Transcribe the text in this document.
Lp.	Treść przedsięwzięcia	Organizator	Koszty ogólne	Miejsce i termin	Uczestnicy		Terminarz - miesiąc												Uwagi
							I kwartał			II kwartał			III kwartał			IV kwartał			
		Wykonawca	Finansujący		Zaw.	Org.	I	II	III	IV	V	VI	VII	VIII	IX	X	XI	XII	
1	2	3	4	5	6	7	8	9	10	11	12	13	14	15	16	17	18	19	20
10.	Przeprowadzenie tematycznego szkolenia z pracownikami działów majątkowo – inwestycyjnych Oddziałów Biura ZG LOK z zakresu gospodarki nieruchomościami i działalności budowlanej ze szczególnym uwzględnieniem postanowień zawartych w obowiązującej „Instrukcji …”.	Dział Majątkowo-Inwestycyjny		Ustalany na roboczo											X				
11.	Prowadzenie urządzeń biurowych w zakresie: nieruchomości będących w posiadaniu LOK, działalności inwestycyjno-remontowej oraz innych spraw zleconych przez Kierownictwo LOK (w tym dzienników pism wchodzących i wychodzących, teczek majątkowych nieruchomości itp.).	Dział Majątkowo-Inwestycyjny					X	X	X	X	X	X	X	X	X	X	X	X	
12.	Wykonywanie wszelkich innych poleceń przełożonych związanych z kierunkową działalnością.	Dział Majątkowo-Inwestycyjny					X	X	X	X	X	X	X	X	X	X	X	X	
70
□ □ □ □ □ □ □
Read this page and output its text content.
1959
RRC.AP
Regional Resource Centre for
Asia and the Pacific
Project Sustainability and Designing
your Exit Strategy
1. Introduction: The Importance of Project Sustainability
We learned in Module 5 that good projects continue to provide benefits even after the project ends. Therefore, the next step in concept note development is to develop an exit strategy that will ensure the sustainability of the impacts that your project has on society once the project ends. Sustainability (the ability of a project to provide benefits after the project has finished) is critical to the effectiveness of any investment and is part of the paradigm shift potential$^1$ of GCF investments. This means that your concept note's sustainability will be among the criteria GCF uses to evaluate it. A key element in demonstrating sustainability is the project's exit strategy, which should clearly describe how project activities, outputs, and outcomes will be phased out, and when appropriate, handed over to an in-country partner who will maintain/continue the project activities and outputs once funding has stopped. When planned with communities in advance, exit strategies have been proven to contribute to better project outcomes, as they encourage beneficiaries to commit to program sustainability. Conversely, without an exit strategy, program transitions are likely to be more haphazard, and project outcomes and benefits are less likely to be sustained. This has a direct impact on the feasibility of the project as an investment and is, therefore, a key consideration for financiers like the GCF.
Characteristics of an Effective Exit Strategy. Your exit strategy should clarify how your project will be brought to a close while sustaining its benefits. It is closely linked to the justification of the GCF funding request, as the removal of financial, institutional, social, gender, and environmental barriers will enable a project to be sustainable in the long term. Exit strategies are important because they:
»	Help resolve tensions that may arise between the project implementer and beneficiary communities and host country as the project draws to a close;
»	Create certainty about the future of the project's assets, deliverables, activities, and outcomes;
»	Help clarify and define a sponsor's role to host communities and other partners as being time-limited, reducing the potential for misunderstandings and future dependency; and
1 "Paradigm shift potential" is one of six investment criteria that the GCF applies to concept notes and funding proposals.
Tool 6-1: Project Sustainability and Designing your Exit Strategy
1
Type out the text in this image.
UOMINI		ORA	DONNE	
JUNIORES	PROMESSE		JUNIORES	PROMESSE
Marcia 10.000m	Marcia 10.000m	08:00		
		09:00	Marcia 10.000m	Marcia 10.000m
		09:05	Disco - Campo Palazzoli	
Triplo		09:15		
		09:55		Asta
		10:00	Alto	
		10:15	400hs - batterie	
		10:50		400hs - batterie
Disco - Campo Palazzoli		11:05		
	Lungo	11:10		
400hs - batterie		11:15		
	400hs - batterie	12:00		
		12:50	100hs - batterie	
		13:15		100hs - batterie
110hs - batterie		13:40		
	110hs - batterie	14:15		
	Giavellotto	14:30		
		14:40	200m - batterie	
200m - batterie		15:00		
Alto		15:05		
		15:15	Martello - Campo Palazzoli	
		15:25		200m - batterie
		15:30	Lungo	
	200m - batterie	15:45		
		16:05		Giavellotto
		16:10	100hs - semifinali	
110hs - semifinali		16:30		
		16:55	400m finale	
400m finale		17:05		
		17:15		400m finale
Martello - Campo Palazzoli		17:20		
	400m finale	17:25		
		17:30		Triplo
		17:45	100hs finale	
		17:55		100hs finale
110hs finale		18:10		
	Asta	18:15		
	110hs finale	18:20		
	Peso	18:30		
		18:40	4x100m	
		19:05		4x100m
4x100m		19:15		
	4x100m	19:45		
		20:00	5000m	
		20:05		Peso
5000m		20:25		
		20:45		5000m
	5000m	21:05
□ □ □ □ □ □ □
__Exercise description__. Looking back at the lines above, state how many contain the word "host", and supply nothing besides the number.

__Written solution__. 2